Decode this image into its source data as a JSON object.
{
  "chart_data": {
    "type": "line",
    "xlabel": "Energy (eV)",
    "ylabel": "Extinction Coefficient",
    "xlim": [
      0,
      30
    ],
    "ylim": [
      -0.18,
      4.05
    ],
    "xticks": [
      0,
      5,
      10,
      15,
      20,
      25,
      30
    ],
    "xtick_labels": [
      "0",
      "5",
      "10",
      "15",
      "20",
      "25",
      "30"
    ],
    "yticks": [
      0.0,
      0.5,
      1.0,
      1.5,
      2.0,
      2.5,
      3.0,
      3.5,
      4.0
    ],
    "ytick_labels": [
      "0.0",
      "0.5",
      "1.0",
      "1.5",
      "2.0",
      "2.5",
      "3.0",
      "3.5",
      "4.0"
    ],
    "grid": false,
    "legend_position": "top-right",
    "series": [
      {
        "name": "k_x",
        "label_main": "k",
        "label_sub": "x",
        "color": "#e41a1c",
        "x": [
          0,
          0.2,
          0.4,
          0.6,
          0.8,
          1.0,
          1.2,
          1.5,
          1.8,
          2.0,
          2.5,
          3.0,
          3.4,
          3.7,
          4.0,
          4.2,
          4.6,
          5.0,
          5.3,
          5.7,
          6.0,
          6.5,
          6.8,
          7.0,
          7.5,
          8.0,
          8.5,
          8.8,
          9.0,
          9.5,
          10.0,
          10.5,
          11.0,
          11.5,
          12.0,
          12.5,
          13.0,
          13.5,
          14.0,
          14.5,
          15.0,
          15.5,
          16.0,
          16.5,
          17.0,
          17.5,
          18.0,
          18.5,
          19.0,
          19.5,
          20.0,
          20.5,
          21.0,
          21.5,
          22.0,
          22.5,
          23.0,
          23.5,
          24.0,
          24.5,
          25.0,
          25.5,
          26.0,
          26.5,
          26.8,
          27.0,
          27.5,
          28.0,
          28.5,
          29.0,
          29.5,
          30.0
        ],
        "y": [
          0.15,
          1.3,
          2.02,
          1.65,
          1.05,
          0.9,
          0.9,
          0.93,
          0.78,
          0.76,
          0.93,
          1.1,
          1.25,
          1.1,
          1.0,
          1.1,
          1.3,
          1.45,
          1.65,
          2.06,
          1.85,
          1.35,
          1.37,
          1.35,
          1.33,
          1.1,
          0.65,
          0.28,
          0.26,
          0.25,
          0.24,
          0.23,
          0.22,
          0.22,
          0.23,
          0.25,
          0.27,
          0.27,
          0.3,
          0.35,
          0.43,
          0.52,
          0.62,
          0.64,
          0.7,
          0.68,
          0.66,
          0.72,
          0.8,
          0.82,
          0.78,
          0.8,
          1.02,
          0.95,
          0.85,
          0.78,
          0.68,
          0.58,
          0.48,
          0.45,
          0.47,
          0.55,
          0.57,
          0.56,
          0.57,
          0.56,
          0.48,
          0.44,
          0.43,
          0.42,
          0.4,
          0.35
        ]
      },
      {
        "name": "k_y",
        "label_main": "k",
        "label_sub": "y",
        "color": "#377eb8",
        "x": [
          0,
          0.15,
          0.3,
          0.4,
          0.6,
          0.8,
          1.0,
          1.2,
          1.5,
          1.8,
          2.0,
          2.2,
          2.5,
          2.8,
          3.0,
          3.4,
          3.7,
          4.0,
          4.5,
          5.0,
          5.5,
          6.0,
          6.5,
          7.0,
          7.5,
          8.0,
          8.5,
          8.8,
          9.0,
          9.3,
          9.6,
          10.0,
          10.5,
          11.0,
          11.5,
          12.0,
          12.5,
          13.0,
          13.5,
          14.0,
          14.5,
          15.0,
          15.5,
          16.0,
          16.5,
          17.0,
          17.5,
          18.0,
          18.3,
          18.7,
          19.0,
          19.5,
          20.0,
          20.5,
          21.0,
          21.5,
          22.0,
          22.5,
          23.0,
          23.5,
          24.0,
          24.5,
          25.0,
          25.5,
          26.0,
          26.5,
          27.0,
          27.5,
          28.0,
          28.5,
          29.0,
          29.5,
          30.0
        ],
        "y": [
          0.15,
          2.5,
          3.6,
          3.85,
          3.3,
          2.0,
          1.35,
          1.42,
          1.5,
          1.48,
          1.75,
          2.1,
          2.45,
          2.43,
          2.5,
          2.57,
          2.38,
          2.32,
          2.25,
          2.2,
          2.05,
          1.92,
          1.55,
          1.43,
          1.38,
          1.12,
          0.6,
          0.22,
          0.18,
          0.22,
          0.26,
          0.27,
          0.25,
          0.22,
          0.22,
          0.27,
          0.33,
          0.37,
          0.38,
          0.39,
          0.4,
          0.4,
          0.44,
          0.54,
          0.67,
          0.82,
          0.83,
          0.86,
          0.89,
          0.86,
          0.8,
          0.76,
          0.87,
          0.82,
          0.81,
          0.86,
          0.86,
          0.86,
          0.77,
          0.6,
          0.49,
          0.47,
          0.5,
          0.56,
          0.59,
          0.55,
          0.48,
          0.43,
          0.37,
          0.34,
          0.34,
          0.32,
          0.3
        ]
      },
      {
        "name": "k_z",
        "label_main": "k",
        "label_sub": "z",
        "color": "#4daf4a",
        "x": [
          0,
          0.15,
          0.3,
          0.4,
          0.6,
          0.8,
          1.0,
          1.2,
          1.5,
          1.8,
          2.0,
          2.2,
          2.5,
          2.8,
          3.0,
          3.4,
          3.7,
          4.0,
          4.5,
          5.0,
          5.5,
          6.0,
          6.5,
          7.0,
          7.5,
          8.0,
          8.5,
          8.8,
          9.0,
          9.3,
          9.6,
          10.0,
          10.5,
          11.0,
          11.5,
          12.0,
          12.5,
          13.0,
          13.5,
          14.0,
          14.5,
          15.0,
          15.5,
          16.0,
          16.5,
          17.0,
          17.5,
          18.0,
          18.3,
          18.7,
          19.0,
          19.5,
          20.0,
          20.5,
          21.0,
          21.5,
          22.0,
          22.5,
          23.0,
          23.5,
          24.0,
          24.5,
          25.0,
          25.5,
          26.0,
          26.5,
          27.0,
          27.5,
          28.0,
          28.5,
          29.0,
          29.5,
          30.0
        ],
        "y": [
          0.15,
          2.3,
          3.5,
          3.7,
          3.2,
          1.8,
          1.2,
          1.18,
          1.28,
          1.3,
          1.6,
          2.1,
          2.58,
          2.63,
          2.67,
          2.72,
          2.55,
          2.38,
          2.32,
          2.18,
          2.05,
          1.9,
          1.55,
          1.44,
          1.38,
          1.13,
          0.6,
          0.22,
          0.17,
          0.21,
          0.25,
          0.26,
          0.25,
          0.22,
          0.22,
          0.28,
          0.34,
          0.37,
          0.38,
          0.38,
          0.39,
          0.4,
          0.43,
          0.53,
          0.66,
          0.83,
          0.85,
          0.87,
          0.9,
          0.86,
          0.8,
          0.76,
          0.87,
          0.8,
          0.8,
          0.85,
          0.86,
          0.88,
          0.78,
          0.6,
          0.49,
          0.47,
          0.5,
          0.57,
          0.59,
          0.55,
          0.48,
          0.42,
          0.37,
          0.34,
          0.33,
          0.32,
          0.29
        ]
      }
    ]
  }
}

++++

*DESCRIPTION OF THE TASK*: Scan the material above. Copy each line that holds the word "color".

*EXPECTED ANSWER*:
        "color": "#e41a1c",
        "color": "#377eb8",
        "color": "#4daf4a",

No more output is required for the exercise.